» **What you will do**: Repeat each entry as written, dropping any picture you find.

↓

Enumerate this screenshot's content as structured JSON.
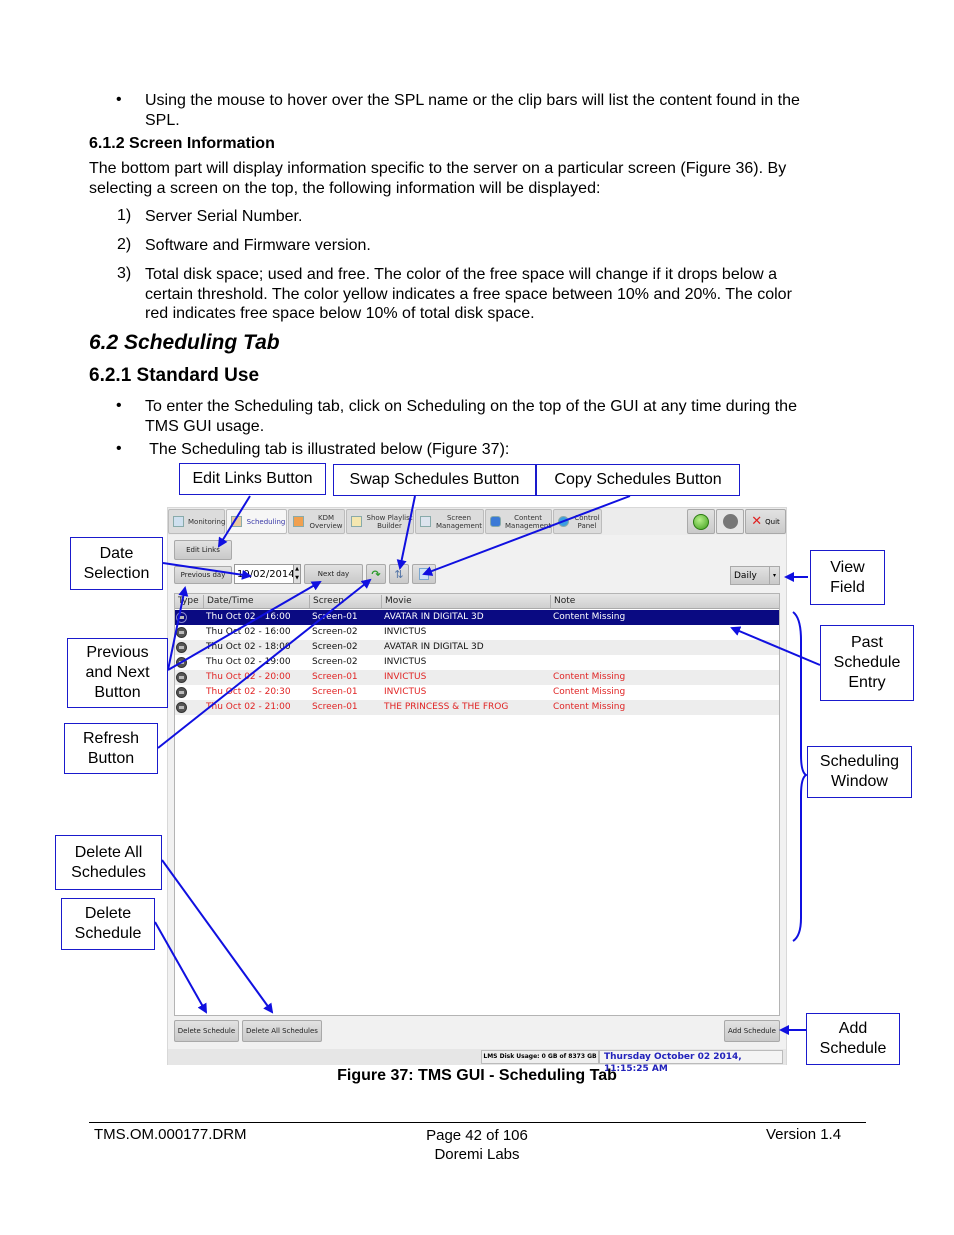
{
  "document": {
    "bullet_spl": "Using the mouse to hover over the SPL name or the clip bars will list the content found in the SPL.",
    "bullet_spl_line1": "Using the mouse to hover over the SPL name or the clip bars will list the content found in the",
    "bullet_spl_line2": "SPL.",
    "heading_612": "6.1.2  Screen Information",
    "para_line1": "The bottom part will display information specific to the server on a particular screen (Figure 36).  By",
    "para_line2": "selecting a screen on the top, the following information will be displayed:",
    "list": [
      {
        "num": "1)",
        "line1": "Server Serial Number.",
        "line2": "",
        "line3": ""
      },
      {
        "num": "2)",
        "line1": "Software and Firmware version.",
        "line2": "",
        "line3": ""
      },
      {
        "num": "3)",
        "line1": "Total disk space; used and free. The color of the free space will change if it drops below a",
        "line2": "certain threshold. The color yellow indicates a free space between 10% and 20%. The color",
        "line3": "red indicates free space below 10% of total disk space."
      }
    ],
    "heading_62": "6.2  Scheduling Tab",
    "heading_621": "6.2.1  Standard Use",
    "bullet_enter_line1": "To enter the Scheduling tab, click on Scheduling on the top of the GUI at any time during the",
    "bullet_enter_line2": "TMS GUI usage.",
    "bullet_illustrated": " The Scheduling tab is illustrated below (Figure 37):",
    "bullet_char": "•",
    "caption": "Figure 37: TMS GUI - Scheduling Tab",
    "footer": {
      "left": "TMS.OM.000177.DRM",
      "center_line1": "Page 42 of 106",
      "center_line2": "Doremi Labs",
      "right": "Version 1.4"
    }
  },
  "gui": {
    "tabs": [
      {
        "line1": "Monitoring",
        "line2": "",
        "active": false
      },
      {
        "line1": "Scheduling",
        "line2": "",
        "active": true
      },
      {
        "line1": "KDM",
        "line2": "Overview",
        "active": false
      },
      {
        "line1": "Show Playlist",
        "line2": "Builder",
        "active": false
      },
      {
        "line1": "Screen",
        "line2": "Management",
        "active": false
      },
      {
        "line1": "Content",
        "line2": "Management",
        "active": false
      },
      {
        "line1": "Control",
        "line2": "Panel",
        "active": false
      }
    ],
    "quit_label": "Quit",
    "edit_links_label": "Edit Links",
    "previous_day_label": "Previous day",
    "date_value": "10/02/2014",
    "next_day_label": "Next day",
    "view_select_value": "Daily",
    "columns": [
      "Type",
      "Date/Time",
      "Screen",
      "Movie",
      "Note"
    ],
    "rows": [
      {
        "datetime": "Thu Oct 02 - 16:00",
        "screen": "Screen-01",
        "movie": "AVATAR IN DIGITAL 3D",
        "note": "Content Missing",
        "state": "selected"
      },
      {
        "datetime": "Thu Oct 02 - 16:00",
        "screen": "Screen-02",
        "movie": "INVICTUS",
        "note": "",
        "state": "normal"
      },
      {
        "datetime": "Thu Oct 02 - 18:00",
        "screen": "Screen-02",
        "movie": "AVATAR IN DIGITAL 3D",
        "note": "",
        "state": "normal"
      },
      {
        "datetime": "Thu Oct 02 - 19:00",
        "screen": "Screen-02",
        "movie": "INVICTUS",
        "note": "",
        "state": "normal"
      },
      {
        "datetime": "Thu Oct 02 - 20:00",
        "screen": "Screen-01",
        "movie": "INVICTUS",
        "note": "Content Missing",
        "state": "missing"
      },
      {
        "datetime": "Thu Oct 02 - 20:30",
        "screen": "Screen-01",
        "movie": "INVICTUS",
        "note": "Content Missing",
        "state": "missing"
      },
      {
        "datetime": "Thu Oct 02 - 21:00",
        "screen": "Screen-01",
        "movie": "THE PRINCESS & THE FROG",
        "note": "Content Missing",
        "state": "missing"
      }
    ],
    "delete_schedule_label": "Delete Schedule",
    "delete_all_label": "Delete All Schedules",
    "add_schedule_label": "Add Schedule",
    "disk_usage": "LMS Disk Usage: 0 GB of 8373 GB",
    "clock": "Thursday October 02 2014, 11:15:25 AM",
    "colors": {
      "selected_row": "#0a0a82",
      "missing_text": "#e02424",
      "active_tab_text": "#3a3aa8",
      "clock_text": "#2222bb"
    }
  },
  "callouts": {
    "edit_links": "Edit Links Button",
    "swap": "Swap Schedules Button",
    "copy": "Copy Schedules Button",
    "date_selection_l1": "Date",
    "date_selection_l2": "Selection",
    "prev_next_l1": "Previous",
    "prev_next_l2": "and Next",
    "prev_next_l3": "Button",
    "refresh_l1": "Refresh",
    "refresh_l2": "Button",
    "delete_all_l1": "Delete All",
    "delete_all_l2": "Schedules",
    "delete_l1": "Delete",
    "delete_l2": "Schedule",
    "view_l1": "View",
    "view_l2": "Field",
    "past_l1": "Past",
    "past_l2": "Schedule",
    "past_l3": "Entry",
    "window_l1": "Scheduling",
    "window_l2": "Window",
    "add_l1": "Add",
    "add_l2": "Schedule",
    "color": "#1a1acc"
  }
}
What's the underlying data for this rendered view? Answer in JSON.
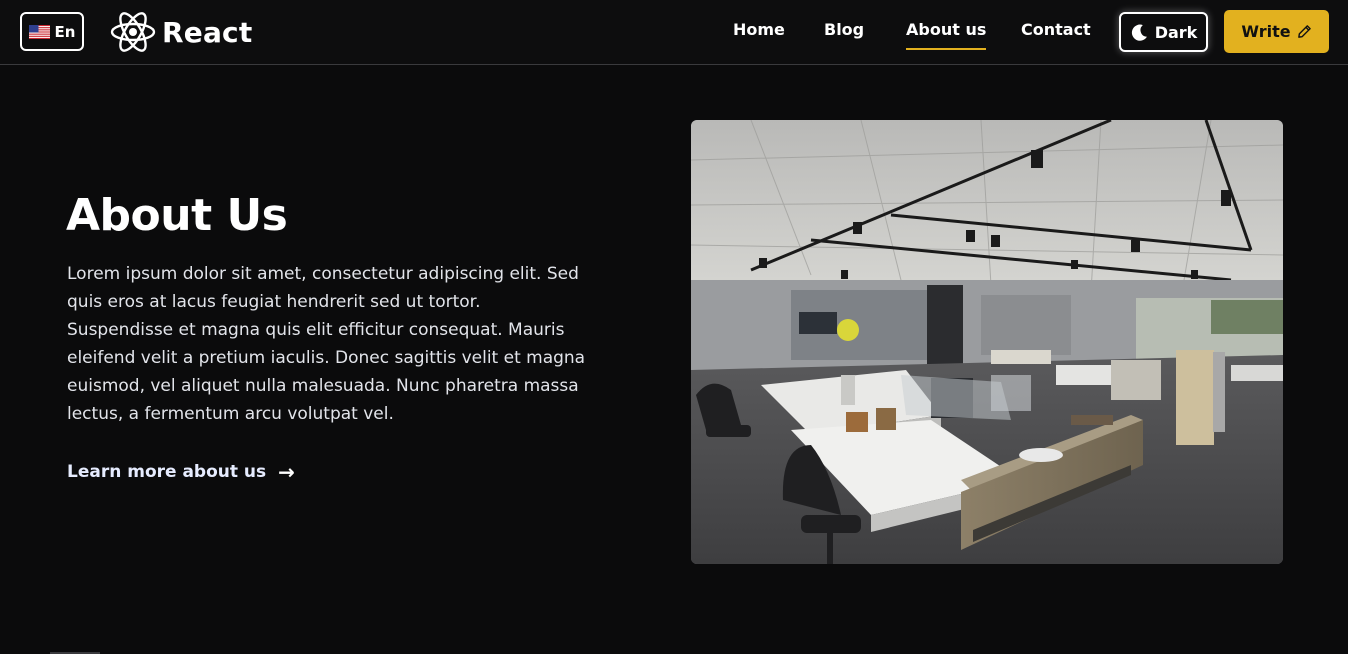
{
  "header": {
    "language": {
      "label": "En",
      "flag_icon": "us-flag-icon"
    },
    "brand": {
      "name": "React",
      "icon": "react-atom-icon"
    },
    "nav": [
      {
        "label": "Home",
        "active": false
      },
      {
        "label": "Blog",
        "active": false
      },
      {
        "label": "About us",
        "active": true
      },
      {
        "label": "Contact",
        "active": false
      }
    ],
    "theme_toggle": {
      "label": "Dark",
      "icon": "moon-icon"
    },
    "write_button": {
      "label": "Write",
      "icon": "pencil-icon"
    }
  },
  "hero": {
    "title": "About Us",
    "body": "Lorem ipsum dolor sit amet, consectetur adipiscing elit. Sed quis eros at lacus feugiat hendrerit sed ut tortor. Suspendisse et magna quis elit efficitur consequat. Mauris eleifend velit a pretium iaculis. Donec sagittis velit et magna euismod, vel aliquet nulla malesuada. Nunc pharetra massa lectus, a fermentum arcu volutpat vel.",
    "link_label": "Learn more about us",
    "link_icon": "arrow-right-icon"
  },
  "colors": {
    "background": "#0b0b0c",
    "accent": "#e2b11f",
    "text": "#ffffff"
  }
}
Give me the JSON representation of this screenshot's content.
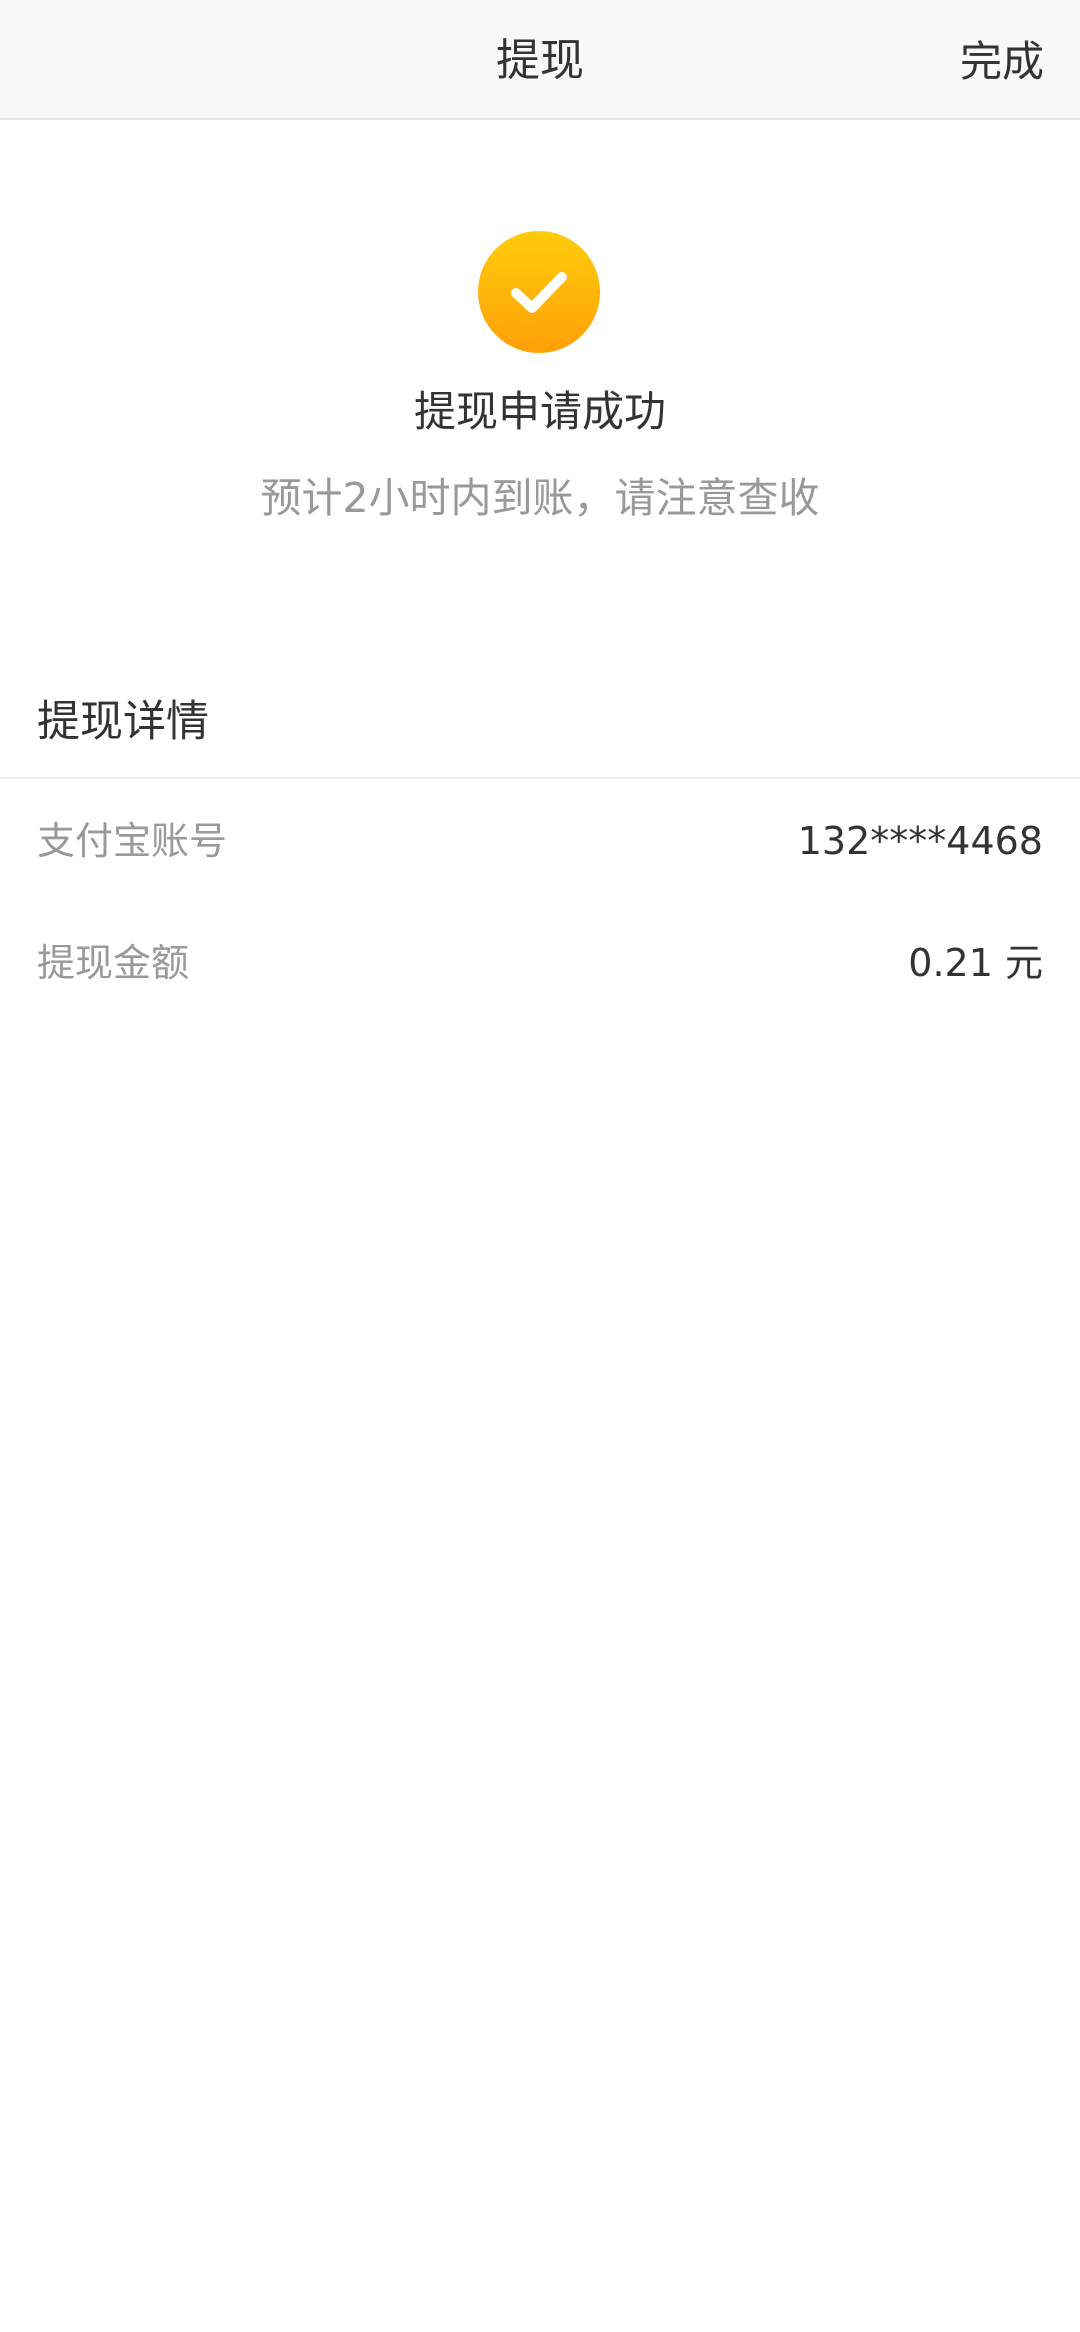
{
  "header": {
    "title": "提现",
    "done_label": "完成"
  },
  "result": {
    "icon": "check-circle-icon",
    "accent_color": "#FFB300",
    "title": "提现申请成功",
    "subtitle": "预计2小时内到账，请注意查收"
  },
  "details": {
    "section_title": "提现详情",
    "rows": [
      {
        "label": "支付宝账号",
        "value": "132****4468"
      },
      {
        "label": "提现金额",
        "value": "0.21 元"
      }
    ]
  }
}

↑

» **Reply**:
Enumerate this screenshot's content as structured JSON.
{
  "document": {
    "bullet_spl": "Using the mouse to hover over the SPL name or the clip bars will list the content found in the SPL.",
    "bullet_spl_line1": "Using the mouse to hover over the SPL name or the clip bars will list the content found in the",
    "bullet_spl_line2": "SPL.",
    "heading_612": "6.1.2  Screen Information",
    "para_line1": "The bottom part will display information specific to the server on a particular screen (Figure 36).  By",
    "para_line2": "selecting a screen on the top, the following information will be displayed:",
    "list": [
      {
        "num": "1)",
        "line1": "Server Serial Number.",
        "line2": "",
        "line3": ""
      },
      {
        "num": "2)",
        "line1": "Software and Firmware version.",
        "line2": "",
        "line3": ""
      },
      {
        "num": "3)",
        "line1": "Total disk space; used and free. The color of the free space will change if it drops below a",
        "line2": "certain threshold. The color yellow indicates a free space between 10% and 20%. The color",
        "line3": "red indicates free space below 10% of total disk space."
      }
    ],
    "heading_62": "6.2  Scheduling Tab",
    "heading_621": "6.2.1  Standard Use",
    "bullet_enter_line1": "To enter the Scheduling tab, click on Scheduling on the top of the GUI at any time during the",
    "bullet_enter_line2": "TMS GUI usage.",
    "bullet_illustrated": " The Scheduling tab is illustrated below (Figure 37):",
    "bullet_char": "•",
    "caption": "Figure 37: TMS GUI - Scheduling Tab",
    "footer": {
      "left": "TMS.OM.000177.DRM",
      "center_line1": "Page 42 of 106",
      "center_line2": "Doremi Labs",
      "right": "Version 1.4"
    }
  },
  "gui": {
    "tabs": [
      {
        "line1": "Monitoring",
        "line2": "",
        "active": false
      },
      {
        "line1": "Scheduling",
        "line2": "",
        "active": true
      },
      {
        "line1": "KDM",
        "line2": "Overview",
        "active": false
      },
      {
        "line1": "Show Playlist",
        "line2": "Builder",
        "active": false
      },
      {
        "line1": "Screen",
        "line2": "Management",
        "active": false
      },
      {
        "line1": "Content",
        "line2": "Management",
        "active": false
      },
      {
        "line1": "Control",
        "line2": "Panel",
        "active": false
      }
    ],
    "quit_label": "Quit",
    "edit_links_label": "Edit Links",
    "previous_day_label": "Previous day",
    "date_value": "10/02/2014",
    "next_day_label": "Next day",
    "view_select_value": "Daily",
    "columns": [
      "Type",
      "Date/Time",
      "Screen",
      "Movie",
      "Note"
    ],
    "rows": [
      {
        "datetime": "Thu Oct 02 - 16:00",
        "screen": "Screen-01",
        "movie": "AVATAR IN DIGITAL 3D",
        "note": "Content Missing",
        "state": "selected"
      },
      {
        "datetime": "Thu Oct 02 - 16:00",
        "screen": "Screen-02",
        "movie": "INVICTUS",
        "note": "",
        "state": "normal"
      },
      {
        "datetime": "Thu Oct 02 - 18:00",
        "screen": "Screen-02",
        "movie": "AVATAR IN DIGITAL 3D",
        "note": "",
        "state": "normal"
      },
      {
        "datetime": "Thu Oct 02 - 19:00",
        "screen": "Screen-02",
        "movie": "INVICTUS",
        "note": "",
        "state": "normal"
      },
      {
        "datetime": "Thu Oct 02 - 20:00",
        "screen": "Screen-01",
        "movie": "INVICTUS",
        "note": "Content Missing",
        "state": "missing"
      },
      {
        "datetime": "Thu Oct 02 - 20:30",
        "screen": "Screen-01",
        "movie": "INVICTUS",
        "note": "Content Missing",
        "state": "missing"
      },
      {
        "datetime": "Thu Oct 02 - 21:00",
        "screen": "Screen-01",
        "movie": "THE PRINCESS & THE FROG",
        "note": "Content Missing",
        "state": "missing"
      }
    ],
    "delete_schedule_label": "Delete Schedule",
    "delete_all_label": "Delete All Schedules",
    "add_schedule_label": "Add Schedule",
    "disk_usage": "LMS Disk Usage: 0 GB of 8373 GB",
    "clock": "Thursday October 02 2014, 11:15:25 AM",
    "colors": {
      "selected_row": "#0a0a82",
      "missing_text": "#e02424",
      "active_tab_text": "#3a3aa8",
      "clock_text": "#2222bb"
    }
  },
  "callouts": {
    "edit_links": "Edit Links Button",
    "swap": "Swap Schedules Button",
    "copy": "Copy Schedules Button",
    "date_selection_l1": "Date",
    "date_selection_l2": "Selection",
    "prev_next_l1": "Previous",
    "prev_next_l2": "and Next",
    "prev_next_l3": "Button",
    "refresh_l1": "Refresh",
    "refresh_l2": "Button",
    "delete_all_l1": "Delete All",
    "delete_all_l2": "Schedules",
    "delete_l1": "Delete",
    "delete_l2": "Schedule",
    "view_l1": "View",
    "view_l2": "Field",
    "past_l1": "Past",
    "past_l2": "Schedule",
    "past_l3": "Entry",
    "window_l1": "Scheduling",
    "window_l2": "Window",
    "add_l1": "Add",
    "add_l2": "Schedule",
    "color": "#1a1acc"
  }
}
What's the underlying data for this rendered view? Answer in JSON.
{
  "header": {
    "language": {
      "label": "En",
      "flag_icon": "us-flag-icon"
    },
    "brand": {
      "name": "React",
      "icon": "react-atom-icon"
    },
    "nav": [
      {
        "label": "Home",
        "active": false
      },
      {
        "label": "Blog",
        "active": false
      },
      {
        "label": "About us",
        "active": true
      },
      {
        "label": "Contact",
        "active": false
      }
    ],
    "theme_toggle": {
      "label": "Dark",
      "icon": "moon-icon"
    },
    "write_button": {
      "label": "Write",
      "icon": "pencil-icon"
    }
  },
  "hero": {
    "title": "About Us",
    "body": "Lorem ipsum dolor sit amet, consectetur adipiscing elit. Sed quis eros at lacus feugiat hendrerit sed ut tortor. Suspendisse et magna quis elit efficitur consequat. Mauris eleifend velit a pretium iaculis. Donec sagittis velit et magna euismod, vel aliquet nulla malesuada. Nunc pharetra massa lectus, a fermentum arcu volutpat vel.",
    "link_label": "Learn more about us",
    "link_icon": "arrow-right-icon"
  },
  "colors": {
    "background": "#0b0b0c",
    "accent": "#e2b11f",
    "text": "#ffffff"
  }
}
Give me the JSON representation of this screenshot's content.
{
  "header": {
    "title": "提现",
    "done_label": "完成"
  },
  "result": {
    "icon": "check-circle-icon",
    "accent_color": "#FFB300",
    "title": "提现申请成功",
    "subtitle": "预计2小时内到账，请注意查收"
  },
  "details": {
    "section_title": "提现详情",
    "rows": [
      {
        "label": "支付宝账号",
        "value": "132****4468"
      },
      {
        "label": "提现金额",
        "value": "0.21 元"
      }
    ]
  }
}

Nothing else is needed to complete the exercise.